*Aim*: Write out each line of the records below word for word, without changing any character.

*Source data*:
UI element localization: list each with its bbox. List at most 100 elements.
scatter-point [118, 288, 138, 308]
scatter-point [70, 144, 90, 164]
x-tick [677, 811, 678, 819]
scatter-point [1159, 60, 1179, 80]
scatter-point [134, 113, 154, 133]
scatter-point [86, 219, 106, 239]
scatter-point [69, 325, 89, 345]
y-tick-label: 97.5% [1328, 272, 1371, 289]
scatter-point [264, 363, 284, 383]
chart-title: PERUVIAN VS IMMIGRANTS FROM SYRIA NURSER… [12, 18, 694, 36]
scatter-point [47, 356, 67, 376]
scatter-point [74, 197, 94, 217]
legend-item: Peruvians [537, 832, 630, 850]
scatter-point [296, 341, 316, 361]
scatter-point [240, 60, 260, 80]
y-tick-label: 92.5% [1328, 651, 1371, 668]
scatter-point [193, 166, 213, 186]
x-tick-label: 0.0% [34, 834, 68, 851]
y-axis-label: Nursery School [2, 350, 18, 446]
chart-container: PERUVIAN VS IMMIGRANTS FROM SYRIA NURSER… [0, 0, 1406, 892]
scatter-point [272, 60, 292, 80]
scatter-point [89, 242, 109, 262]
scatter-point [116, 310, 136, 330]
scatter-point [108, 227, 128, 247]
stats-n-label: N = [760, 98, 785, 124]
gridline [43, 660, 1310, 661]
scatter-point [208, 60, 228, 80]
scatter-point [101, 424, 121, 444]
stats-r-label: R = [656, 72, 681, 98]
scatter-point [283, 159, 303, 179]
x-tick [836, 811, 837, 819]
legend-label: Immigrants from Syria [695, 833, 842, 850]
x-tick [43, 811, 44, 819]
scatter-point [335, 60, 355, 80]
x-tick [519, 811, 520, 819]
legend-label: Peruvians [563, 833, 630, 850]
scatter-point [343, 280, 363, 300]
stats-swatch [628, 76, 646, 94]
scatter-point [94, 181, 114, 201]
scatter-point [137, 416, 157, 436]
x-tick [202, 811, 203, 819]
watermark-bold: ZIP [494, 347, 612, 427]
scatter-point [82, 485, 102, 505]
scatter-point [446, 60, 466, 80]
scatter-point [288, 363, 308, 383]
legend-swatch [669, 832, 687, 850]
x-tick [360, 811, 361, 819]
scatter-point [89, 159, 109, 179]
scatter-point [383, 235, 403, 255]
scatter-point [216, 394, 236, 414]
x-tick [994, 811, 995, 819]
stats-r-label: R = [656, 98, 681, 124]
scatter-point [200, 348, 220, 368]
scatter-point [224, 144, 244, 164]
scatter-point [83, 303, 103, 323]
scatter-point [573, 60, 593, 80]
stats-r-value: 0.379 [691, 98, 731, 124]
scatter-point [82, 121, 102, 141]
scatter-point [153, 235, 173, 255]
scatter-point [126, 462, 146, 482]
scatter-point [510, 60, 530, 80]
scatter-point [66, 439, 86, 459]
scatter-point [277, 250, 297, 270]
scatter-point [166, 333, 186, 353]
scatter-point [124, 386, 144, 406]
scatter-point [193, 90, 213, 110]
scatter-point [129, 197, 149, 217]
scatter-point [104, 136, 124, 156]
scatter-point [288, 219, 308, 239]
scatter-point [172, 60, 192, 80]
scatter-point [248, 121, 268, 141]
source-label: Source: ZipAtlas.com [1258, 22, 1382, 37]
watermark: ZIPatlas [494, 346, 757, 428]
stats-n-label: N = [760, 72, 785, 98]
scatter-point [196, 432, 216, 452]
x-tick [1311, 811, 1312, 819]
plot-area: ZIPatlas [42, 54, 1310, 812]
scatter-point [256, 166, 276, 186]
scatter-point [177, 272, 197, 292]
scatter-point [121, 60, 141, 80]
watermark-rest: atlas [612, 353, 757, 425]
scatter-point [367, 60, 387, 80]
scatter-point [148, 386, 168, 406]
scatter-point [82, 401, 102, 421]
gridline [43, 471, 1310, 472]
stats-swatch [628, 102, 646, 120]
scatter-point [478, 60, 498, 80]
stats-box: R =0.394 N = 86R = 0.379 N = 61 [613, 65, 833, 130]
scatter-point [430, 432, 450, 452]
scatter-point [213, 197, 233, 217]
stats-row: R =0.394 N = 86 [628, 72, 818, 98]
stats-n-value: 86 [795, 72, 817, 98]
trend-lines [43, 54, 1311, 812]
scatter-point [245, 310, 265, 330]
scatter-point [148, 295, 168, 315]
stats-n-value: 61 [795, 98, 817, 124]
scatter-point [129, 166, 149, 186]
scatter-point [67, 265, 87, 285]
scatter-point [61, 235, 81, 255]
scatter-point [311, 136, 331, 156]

*Answer below*:
UI element localization: list each with its bbox. List at most 100 elements.
scatter-point [118, 288, 138, 308]
scatter-point [70, 144, 90, 164]
x-tick [677, 811, 678, 819]
scatter-point [1159, 60, 1179, 80]
scatter-point [134, 113, 154, 133]
scatter-point [86, 219, 106, 239]
scatter-point [69, 325, 89, 345]
y-tick-label: 97.5% [1328, 272, 1371, 289]
scatter-point [264, 363, 284, 383]
chart-title: PERUVIAN VS IMMIGRANTS FROM SYRIA NURSER… [12, 18, 694, 36]
scatter-point [47, 356, 67, 376]
scatter-point [74, 197, 94, 217]
legend-item: Peruvians [537, 832, 630, 850]
scatter-point [296, 341, 316, 361]
scatter-point [240, 60, 260, 80]
y-tick-label: 92.5% [1328, 651, 1371, 668]
scatter-point [193, 166, 213, 186]
x-tick-label: 0.0% [34, 834, 68, 851]
y-axis-label: Nursery School [2, 350, 18, 446]
chart-container: PERUVIAN VS IMMIGRANTS FROM SYRIA NURSER… [0, 0, 1406, 892]
scatter-point [272, 60, 292, 80]
scatter-point [89, 242, 109, 262]
scatter-point [116, 310, 136, 330]
scatter-point [108, 227, 128, 247]
stats-n-label: N = [760, 98, 785, 124]
gridline [43, 660, 1310, 661]
scatter-point [208, 60, 228, 80]
scatter-point [101, 424, 121, 444]
stats-r-label: R = [656, 72, 681, 98]
scatter-point [283, 159, 303, 179]
x-tick [836, 811, 837, 819]
legend-label: Immigrants from Syria [695, 833, 842, 850]
x-tick [43, 811, 44, 819]
scatter-point [335, 60, 355, 80]
x-tick [519, 811, 520, 819]
legend-label: Peruvians [563, 833, 630, 850]
scatter-point [343, 280, 363, 300]
stats-swatch [628, 76, 646, 94]
scatter-point [94, 181, 114, 201]
scatter-point [137, 416, 157, 436]
x-tick [202, 811, 203, 819]
watermark-bold: ZIP [494, 347, 612, 427]
scatter-point [82, 485, 102, 505]
scatter-point [446, 60, 466, 80]
scatter-point [288, 363, 308, 383]
legend-swatch [669, 832, 687, 850]
x-tick [360, 811, 361, 819]
scatter-point [89, 159, 109, 179]
scatter-point [383, 235, 403, 255]
scatter-point [216, 394, 236, 414]
x-tick [994, 811, 995, 819]
stats-r-label: R = [656, 98, 681, 124]
scatter-point [200, 348, 220, 368]
scatter-point [224, 144, 244, 164]
scatter-point [83, 303, 103, 323]
scatter-point [573, 60, 593, 80]
stats-r-value: 0.379 [691, 98, 731, 124]
scatter-point [82, 121, 102, 141]
scatter-point [153, 235, 173, 255]
scatter-point [126, 462, 146, 482]
scatter-point [510, 60, 530, 80]
scatter-point [66, 439, 86, 459]
scatter-point [277, 250, 297, 270]
scatter-point [166, 333, 186, 353]
scatter-point [124, 386, 144, 406]
scatter-point [193, 90, 213, 110]
scatter-point [129, 197, 149, 217]
scatter-point [104, 136, 124, 156]
scatter-point [288, 219, 308, 239]
scatter-point [172, 60, 192, 80]
scatter-point [248, 121, 268, 141]
source-label: Source: ZipAtlas.com [1258, 22, 1382, 37]
watermark: ZIPatlas [494, 346, 757, 428]
stats-n-label: N = [760, 72, 785, 98]
scatter-point [196, 432, 216, 452]
x-tick [1311, 811, 1312, 819]
plot-area: ZIPatlas [42, 54, 1310, 812]
scatter-point [256, 166, 276, 186]
scatter-point [177, 272, 197, 292]
scatter-point [121, 60, 141, 80]
watermark-rest: atlas [612, 353, 757, 425]
scatter-point [367, 60, 387, 80]
scatter-point [148, 386, 168, 406]
scatter-point [82, 401, 102, 421]
gridline [43, 471, 1310, 472]
stats-swatch [628, 102, 646, 120]
scatter-point [478, 60, 498, 80]
stats-box: R =0.394 N = 86R = 0.379 N = 61 [613, 65, 833, 130]
scatter-point [430, 432, 450, 452]
scatter-point [213, 197, 233, 217]
stats-row: R =0.394 N = 86 [628, 72, 818, 98]
stats-n-value: 86 [795, 72, 817, 98]
trend-lines [43, 54, 1311, 812]
scatter-point [245, 310, 265, 330]
scatter-point [148, 295, 168, 315]
stats-n-value: 61 [795, 98, 817, 124]
scatter-point [129, 166, 149, 186]
scatter-point [67, 265, 87, 285]
scatter-point [61, 235, 81, 255]
scatter-point [311, 136, 331, 156]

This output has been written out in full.